▶ WHAT YOU HAVE TO DO
Repeat everything in the material from the line containing "schedule-button[interactable]: Schedule: [1374, 6, 1452, 36]" down to the line containing "bars: [586, 773, 1023, 867]", including both of those lines.

▶ Element box records
═══

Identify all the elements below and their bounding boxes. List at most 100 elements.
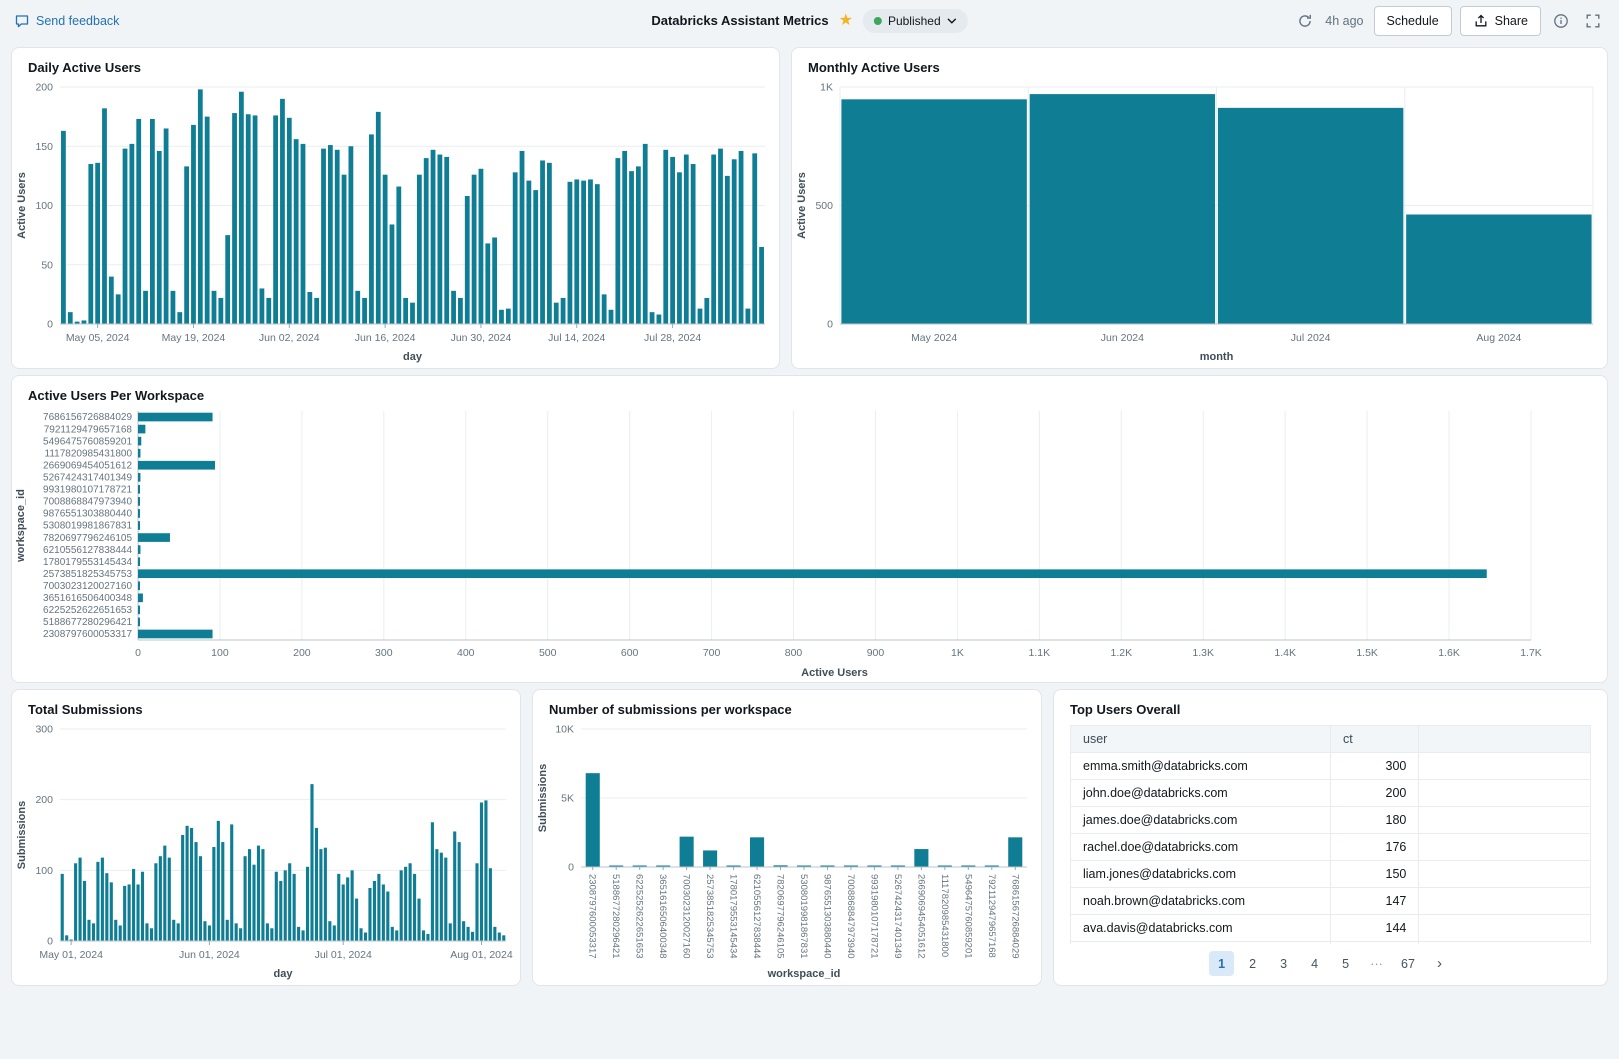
schedule-button[interactable]: Schedule: [1374, 6, 1452, 36]
svg-text:6210556127838444: 6210556127838444: [751, 874, 762, 959]
user-cell: noah.brown@databricks.com: [1071, 888, 1331, 915]
svg-text:month: month: [1200, 351, 1234, 363]
fullscreen-button[interactable]: [1581, 9, 1605, 33]
svg-text:1.3K: 1.3K: [1192, 647, 1214, 659]
refresh-icon: [1297, 13, 1313, 29]
bars: [586, 773, 1023, 867]
svg-text:Aug 01, 2024: Aug 01, 2024: [450, 949, 513, 961]
user-cell: rachel.doe@databricks.com: [1071, 834, 1331, 861]
next-page-button[interactable]: ›: [1427, 951, 1452, 976]
share-button[interactable]: Share: [1460, 6, 1541, 36]
page-button-67[interactable]: 67: [1395, 951, 1421, 976]
spare-cell: [1419, 834, 1591, 861]
svg-text:Jun 01, 2024: Jun 01, 2024: [179, 949, 240, 961]
svg-text:7008868847973940: 7008868847973940: [43, 497, 132, 508]
total-submissions-chart: 0100200300May 01, 2024Jun 01, 2024Jul 01…: [12, 719, 520, 985]
svg-text:Submissions: Submissions: [16, 801, 28, 869]
monthly-active-users-chart: 05001KMay 2024Jun 2024Jul 2024Aug 2024mo…: [792, 77, 1607, 368]
svg-text:9876551303880440: 9876551303880440: [43, 509, 132, 520]
ct-cell: 200: [1331, 780, 1419, 807]
chart-title-submissions-per-workspace: Number of submissions per workspace: [533, 690, 1041, 719]
ct-cell: 150: [1331, 861, 1419, 888]
svg-text:1780179553145434: 1780179553145434: [43, 557, 132, 568]
svg-text:100: 100: [35, 200, 53, 212]
svg-text:5267424317401349: 5267424317401349: [43, 472, 132, 483]
active_users_per_workspace-plot: 01002003004005006007008009001K1.1K1.2K1.…: [12, 405, 1607, 682]
svg-text:2669069454051612: 2669069454051612: [43, 460, 132, 471]
svg-text:300: 300: [375, 647, 393, 659]
fullscreen-icon: [1585, 13, 1601, 29]
top-users-tbody: emma.smith@databricks.com300john.doe@dat…: [1071, 753, 1591, 945]
svg-text:2308797600053317: 2308797600053317: [587, 874, 598, 959]
user-cell: liam.jones@databricks.com: [1071, 861, 1331, 888]
submissions-per-workspace-chart: 05K10K2308797600053317518867728029642162…: [533, 719, 1041, 985]
svg-text:1.2K: 1.2K: [1110, 647, 1132, 659]
grid: [60, 729, 506, 941]
svg-text:150: 150: [35, 141, 53, 153]
table-row: john.doe@databricks.com200: [1071, 780, 1591, 807]
svg-text:10K: 10K: [555, 724, 574, 736]
svg-text:5188677280296421: 5188677280296421: [43, 617, 132, 628]
svg-text:Jun 02, 2024: Jun 02, 2024: [259, 332, 320, 344]
send-feedback-link[interactable]: Send feedback: [14, 13, 119, 29]
daily_active_users-plot: 050100150200May 05, 2024May 19, 2024Jun …: [12, 77, 779, 368]
svg-text:7921129479657168: 7921129479657168: [44, 424, 133, 435]
table-row: ava.davis@databricks.com144: [1071, 915, 1591, 942]
svg-text:7686156726884029: 7686156726884029: [1009, 874, 1020, 959]
svg-text:0: 0: [47, 936, 53, 948]
svg-text:Submissions: Submissions: [537, 764, 549, 832]
active-users-per-workspace-card: Active Users Per Workspace 0100200300400…: [11, 375, 1608, 683]
page-button-2[interactable]: 2: [1240, 951, 1265, 976]
svg-text:1.4K: 1.4K: [1274, 647, 1296, 659]
daily-active-users-chart: 050100150200May 05, 2024May 19, 2024Jun …: [12, 77, 779, 368]
user-cell: ava.davis@databricks.com: [1071, 915, 1331, 942]
svg-text:300: 300: [35, 724, 53, 736]
svg-text:workspace_id: workspace_id: [767, 968, 841, 980]
svg-text:Active Users: Active Users: [796, 172, 808, 239]
svg-text:100: 100: [35, 865, 53, 877]
user-cell: james.doe@databricks.com: [1071, 807, 1331, 834]
svg-text:day: day: [274, 968, 294, 980]
svg-text:5K: 5K: [561, 793, 574, 805]
svg-text:600: 600: [621, 647, 639, 659]
svg-text:7820697796246105: 7820697796246105: [775, 874, 786, 959]
refresh-button[interactable]: [1293, 9, 1317, 33]
svg-text:day: day: [403, 351, 423, 363]
page-button-1[interactable]: 1: [1209, 951, 1234, 976]
total_submissions-plot: 0100200300May 01, 2024Jun 01, 2024Jul 01…: [12, 719, 520, 985]
svg-text:700: 700: [703, 647, 721, 659]
feedback-bubble-icon: [14, 13, 30, 29]
page-button-4[interactable]: 4: [1302, 951, 1327, 976]
svg-text:5308019981867831: 5308019981867831: [43, 521, 132, 532]
published-dropdown[interactable]: Published: [863, 9, 968, 33]
favorite-star-icon[interactable]: ★: [839, 13, 853, 29]
svg-text:2669069454051612: 2669069454051612: [915, 874, 926, 959]
svg-text:1K: 1K: [820, 82, 833, 94]
chart-title-monthly-active-users: Monthly Active Users: [792, 48, 1607, 77]
total-submissions-card: Total Submissions 0100200300May 01, 2024…: [11, 689, 521, 986]
svg-text:400: 400: [457, 647, 475, 659]
ct-cell: 176: [1331, 834, 1419, 861]
page-button-3[interactable]: 3: [1271, 951, 1296, 976]
svg-text:May 01, 2024: May 01, 2024: [39, 949, 103, 961]
page-button-5[interactable]: 5: [1333, 951, 1358, 976]
column-header-ct[interactable]: ct: [1331, 726, 1419, 753]
info-button[interactable]: [1549, 9, 1573, 33]
spare-cell: [1419, 888, 1591, 915]
dashboard-canvas: Daily Active Users 050100150200May 05, 2…: [0, 41, 1619, 992]
svg-text:1K: 1K: [951, 647, 964, 659]
svg-text:1117820985431800: 1117820985431800: [45, 448, 133, 459]
info-icon: [1553, 13, 1569, 29]
svg-text:9931980107178721: 9931980107178721: [868, 874, 879, 959]
monthly-active-users-card: Monthly Active Users 05001KMay 2024Jun 2…: [791, 47, 1608, 369]
ct-cell: 300: [1331, 753, 1419, 780]
chart-title-daily-active-users: Daily Active Users: [12, 48, 779, 77]
bars: [61, 784, 506, 941]
column-header-user[interactable]: user: [1071, 726, 1331, 753]
svg-text:200: 200: [35, 82, 53, 94]
svg-text:May 05, 2024: May 05, 2024: [66, 332, 130, 344]
svg-text:1.7K: 1.7K: [1520, 647, 1542, 659]
table-row: emma.smith@databricks.com300: [1071, 753, 1591, 780]
svg-text:0: 0: [827, 319, 833, 331]
svg-text:Jun 16, 2024: Jun 16, 2024: [355, 332, 416, 344]
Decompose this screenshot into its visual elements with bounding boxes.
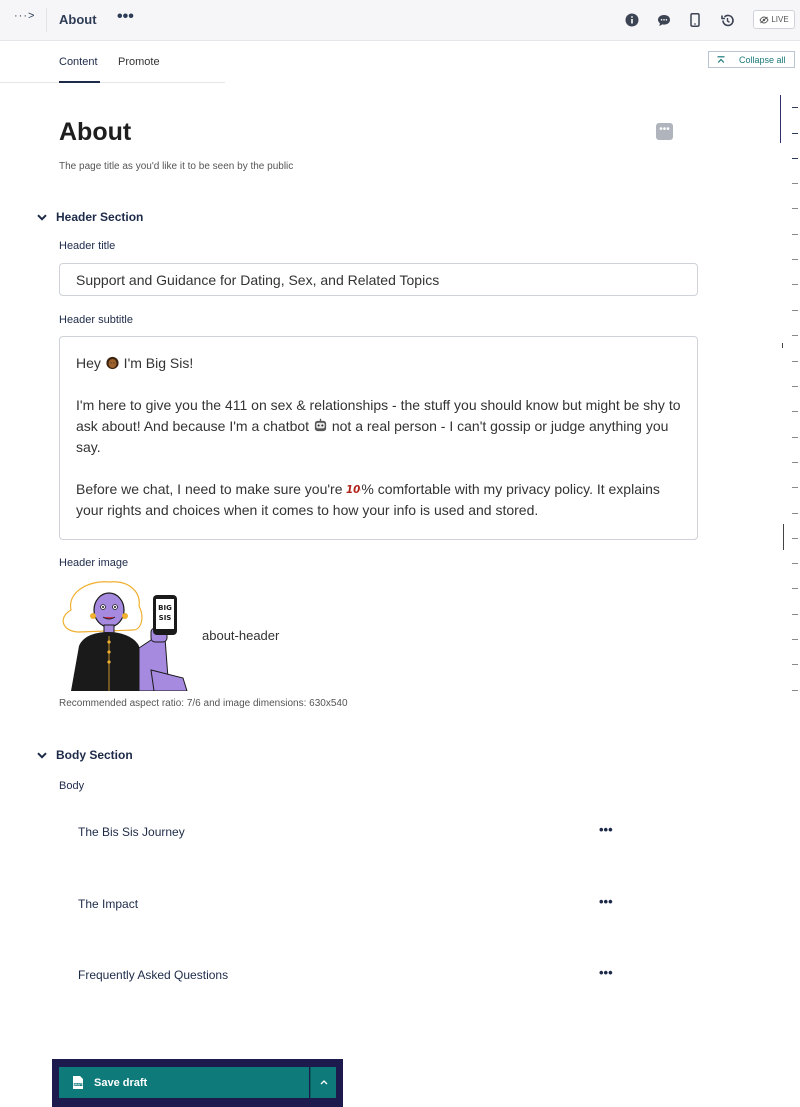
minimap-item (792, 158, 798, 159)
hundred-emoji-icon: 100 (346, 484, 361, 496)
page-title-help-text: The page title as you'd like it to be se… (59, 161, 294, 172)
header-title-label: Header title (59, 240, 116, 252)
page-title[interactable]: About (59, 118, 131, 147)
preview-mobile-icon[interactable] (686, 11, 704, 29)
collapse-all-label: Collapse all (739, 54, 786, 65)
subtitle-text: Before we chat, I need to make sure you'… (76, 481, 347, 497)
subtitle-paragraph: I'm here to give you the 411 on sex & re… (76, 395, 681, 458)
header-subtitle-editor[interactable]: Hey I'm Big Sis! I'm here to give you th… (59, 336, 698, 540)
chevron-down-icon (37, 213, 47, 221)
minimap-item (792, 588, 798, 589)
aspect-ratio-help: Recommended aspect ratio: 7/6 and image … (59, 698, 348, 709)
header-section-heading: Header Section (56, 210, 144, 224)
minimap-item (792, 310, 798, 311)
header-section-toggle[interactable]: Header Section (37, 210, 143, 224)
minimap-item (792, 386, 798, 387)
minimap-item (792, 614, 798, 615)
minimap-marker (782, 343, 783, 348)
header-image-name: about-header (202, 628, 280, 643)
body-label: Body (59, 780, 85, 792)
minimap-item (792, 234, 798, 235)
chevron-down-icon (37, 751, 47, 759)
header-image-label: Header image (59, 557, 129, 569)
minimap-item (792, 361, 798, 362)
minimap-item (792, 563, 798, 564)
draft-badge-text: DRAFT (73, 1082, 83, 1086)
block-actions-button[interactable]: ••• (599, 894, 613, 909)
page-actions-button[interactable]: ••• (117, 8, 134, 26)
tab-promote[interactable]: Promote (118, 56, 160, 68)
minimap-item (792, 411, 798, 412)
body-block-item[interactable]: Frequently Asked Questions (78, 968, 228, 982)
minimap-viewport-indicator (780, 95, 781, 143)
footer-actions-bar: DRAFT Save draft (52, 1059, 343, 1107)
subtitle-text: Hey (76, 355, 105, 371)
divider (46, 8, 47, 32)
minimap-item (792, 437, 798, 438)
header-title-input[interactable]: Support and Guidance for Dating, Sex, an… (59, 263, 698, 296)
eye-icon (759, 16, 769, 23)
minimap-item (792, 639, 798, 640)
phone-screen-text: BIG (158, 604, 172, 612)
minimap-item (792, 664, 798, 665)
woman-emoji-icon (106, 356, 119, 370)
minimap-item (792, 462, 798, 463)
block-actions-button[interactable]: ••• (599, 965, 613, 980)
minimap-item (792, 107, 798, 108)
block-actions-button[interactable]: ••• (599, 822, 613, 837)
robot-emoji-icon (314, 418, 327, 432)
minimap-item (792, 487, 798, 488)
subtitle-text: I'm Big Sis! (119, 355, 194, 371)
minimap-item (792, 284, 798, 285)
minimap-item (792, 335, 798, 336)
breadcrumb-current-page[interactable]: About (59, 12, 97, 27)
body-section-heading: Body Section (56, 748, 133, 762)
minimap-marker (783, 524, 784, 550)
chevron-up-icon (320, 1080, 327, 1085)
live-status-button[interactable]: LIVE (753, 10, 795, 29)
minimap-item (792, 690, 798, 691)
more-actions-toggle[interactable] (310, 1067, 336, 1098)
collapse-all-button[interactable]: Collapse all (708, 51, 795, 68)
minimap-item (792, 513, 798, 514)
header-subtitle-label: Header subtitle (59, 314, 133, 326)
add-comment-button[interactable]: ••• (656, 123, 673, 140)
breadcrumb-toggle-button[interactable]: ···> (14, 10, 48, 30)
draft-document-icon: DRAFT (73, 1076, 83, 1089)
minimap-item (792, 208, 798, 209)
save-draft-button[interactable]: DRAFT Save draft (59, 1067, 309, 1098)
minimap-item (792, 259, 798, 260)
minimap-item (792, 183, 798, 184)
more-icon: ••• (659, 124, 670, 135)
top-bar: ···> About ••• LIVE (0, 0, 800, 41)
active-tab-indicator (59, 81, 100, 83)
collapse-up-icon (717, 55, 725, 63)
tab-content[interactable]: Content (59, 56, 98, 68)
minimap-item (792, 133, 798, 134)
body-block-item[interactable]: The Impact (78, 897, 138, 911)
header-image-thumbnail[interactable]: BIG SIS (59, 578, 191, 692)
subtitle-paragraph: Hey I'm Big Sis! (76, 353, 681, 374)
big-sis-illustration: BIG SIS (62, 581, 188, 692)
comments-icon[interactable] (655, 11, 673, 29)
live-label: LIVE (771, 15, 789, 24)
body-block-item[interactable]: The Bis Sis Journey (78, 825, 185, 839)
svg-text:100: 100 (346, 484, 361, 496)
minimap-item (792, 538, 798, 539)
subtitle-paragraph: Before we chat, I need to make sure you'… (76, 479, 681, 521)
editor-tabs: Content Promote (0, 41, 225, 83)
info-icon[interactable] (623, 11, 641, 29)
history-icon[interactable] (718, 11, 736, 29)
body-section-toggle[interactable]: Body Section (37, 748, 133, 762)
phone-screen-text: SIS (159, 614, 172, 622)
save-draft-label: Save draft (94, 1076, 148, 1089)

═══

▶ SOLUTION FOR THIS EXERCISE
schedule-button[interactable]: Schedule: [1374, 6, 1452, 36]
svg-text:6210556127838444: 6210556127838444: [751, 874, 762, 959]
user-cell: noah.brown@databricks.com: [1071, 888, 1331, 915]
svg-text:month: month: [1200, 351, 1234, 363]
fullscreen-button[interactable]: [1581, 9, 1605, 33]
svg-text:1.3K: 1.3K: [1192, 647, 1214, 659]
refresh-icon: [1297, 13, 1313, 29]
bars: [586, 773, 1023, 867]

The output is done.